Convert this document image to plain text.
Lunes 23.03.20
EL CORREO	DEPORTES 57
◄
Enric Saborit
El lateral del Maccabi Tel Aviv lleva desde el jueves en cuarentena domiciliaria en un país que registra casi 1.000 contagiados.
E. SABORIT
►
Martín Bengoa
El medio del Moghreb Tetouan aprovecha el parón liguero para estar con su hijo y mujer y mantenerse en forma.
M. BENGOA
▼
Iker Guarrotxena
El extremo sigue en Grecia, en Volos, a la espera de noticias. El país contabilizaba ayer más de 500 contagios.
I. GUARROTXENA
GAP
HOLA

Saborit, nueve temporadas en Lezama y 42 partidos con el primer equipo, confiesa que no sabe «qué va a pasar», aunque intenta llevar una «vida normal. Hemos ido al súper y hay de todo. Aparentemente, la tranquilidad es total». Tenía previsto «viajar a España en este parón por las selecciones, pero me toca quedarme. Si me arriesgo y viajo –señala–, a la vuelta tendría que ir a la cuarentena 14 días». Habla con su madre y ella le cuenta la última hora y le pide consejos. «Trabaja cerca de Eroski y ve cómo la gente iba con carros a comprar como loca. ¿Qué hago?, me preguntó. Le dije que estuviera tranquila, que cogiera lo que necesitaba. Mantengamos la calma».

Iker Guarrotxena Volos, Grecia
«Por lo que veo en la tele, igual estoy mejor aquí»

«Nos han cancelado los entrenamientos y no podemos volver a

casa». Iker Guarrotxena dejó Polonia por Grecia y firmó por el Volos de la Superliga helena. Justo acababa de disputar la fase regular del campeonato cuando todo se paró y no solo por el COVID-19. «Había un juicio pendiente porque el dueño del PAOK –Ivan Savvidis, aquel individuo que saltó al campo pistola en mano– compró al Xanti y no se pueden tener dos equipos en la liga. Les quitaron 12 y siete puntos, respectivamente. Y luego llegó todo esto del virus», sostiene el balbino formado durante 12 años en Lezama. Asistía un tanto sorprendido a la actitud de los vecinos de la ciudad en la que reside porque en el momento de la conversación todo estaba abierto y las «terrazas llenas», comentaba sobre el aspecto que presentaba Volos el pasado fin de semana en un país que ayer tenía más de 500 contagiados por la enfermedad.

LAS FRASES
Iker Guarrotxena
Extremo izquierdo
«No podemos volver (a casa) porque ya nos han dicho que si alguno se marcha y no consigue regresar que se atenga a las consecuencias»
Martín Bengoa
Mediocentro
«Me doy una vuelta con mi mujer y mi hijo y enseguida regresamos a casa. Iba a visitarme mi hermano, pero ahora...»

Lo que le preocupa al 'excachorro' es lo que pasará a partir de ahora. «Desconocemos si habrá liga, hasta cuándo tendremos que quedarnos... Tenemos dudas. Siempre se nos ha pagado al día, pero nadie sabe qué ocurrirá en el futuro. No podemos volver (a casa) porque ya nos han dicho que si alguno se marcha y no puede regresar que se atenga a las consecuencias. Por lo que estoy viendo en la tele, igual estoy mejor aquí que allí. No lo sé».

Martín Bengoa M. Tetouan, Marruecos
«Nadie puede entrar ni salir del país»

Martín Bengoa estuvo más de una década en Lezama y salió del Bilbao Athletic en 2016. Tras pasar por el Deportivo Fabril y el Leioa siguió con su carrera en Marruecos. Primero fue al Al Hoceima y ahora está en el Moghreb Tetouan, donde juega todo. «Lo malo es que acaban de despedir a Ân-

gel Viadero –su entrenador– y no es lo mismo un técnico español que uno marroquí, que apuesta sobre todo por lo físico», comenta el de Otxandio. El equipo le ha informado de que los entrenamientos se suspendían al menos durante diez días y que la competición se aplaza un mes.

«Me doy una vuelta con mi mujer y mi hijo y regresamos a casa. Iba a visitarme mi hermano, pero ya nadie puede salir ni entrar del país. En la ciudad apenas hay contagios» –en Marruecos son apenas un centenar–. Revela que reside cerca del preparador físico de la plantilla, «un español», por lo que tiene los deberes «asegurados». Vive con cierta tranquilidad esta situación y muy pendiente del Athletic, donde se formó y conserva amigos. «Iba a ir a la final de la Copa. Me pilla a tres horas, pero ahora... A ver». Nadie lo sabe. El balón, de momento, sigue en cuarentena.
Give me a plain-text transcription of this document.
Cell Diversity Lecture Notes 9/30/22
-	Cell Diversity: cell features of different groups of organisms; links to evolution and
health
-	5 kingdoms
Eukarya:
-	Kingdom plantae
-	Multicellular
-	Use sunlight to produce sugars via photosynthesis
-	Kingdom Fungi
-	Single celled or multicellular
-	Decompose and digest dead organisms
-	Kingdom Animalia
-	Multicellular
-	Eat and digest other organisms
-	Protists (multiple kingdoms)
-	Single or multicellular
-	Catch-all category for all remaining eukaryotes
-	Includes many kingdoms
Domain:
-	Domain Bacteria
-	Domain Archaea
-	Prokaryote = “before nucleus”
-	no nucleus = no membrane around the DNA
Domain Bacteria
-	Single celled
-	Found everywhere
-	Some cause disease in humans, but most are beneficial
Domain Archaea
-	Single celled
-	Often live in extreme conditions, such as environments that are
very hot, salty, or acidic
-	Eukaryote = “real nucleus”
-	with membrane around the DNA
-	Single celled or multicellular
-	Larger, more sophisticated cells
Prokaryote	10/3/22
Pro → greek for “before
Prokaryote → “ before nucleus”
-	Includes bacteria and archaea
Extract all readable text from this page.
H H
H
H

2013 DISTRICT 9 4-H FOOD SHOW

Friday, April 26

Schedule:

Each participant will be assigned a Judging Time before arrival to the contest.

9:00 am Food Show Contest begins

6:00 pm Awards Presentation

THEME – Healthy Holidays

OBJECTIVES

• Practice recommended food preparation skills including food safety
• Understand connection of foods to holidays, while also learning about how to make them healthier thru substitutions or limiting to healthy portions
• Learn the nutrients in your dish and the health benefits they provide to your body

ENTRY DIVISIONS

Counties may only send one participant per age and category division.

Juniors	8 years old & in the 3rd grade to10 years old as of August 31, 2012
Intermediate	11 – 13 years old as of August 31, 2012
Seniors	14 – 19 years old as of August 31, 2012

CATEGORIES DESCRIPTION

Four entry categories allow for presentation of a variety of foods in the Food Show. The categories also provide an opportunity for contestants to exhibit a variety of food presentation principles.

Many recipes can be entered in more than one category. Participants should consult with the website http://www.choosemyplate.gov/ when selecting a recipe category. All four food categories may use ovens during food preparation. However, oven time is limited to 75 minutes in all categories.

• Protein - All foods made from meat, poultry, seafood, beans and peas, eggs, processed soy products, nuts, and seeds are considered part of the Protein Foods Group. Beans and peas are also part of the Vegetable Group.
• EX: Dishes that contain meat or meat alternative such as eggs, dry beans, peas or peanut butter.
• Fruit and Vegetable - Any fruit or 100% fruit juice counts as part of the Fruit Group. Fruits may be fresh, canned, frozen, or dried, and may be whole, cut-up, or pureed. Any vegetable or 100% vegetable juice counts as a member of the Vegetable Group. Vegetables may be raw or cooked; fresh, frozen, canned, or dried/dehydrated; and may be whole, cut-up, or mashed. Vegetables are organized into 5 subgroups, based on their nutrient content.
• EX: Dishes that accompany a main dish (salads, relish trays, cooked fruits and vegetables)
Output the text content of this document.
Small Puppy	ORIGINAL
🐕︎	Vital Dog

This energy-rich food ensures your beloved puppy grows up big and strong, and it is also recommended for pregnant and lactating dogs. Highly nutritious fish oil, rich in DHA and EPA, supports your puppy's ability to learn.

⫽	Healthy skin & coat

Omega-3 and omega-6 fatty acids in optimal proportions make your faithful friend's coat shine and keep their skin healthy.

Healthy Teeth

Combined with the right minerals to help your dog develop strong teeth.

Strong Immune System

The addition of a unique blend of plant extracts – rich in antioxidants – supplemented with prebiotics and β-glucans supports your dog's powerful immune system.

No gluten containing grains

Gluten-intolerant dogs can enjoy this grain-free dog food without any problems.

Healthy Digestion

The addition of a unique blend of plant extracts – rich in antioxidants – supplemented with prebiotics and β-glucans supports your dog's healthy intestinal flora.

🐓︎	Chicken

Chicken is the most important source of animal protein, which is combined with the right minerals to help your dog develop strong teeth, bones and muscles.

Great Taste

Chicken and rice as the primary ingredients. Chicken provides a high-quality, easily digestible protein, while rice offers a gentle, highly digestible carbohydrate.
:::::
ASSIGNMENT:
Write only the number of lines in the material above where the string "Domain" occurs.

TASK RESPONSE:
5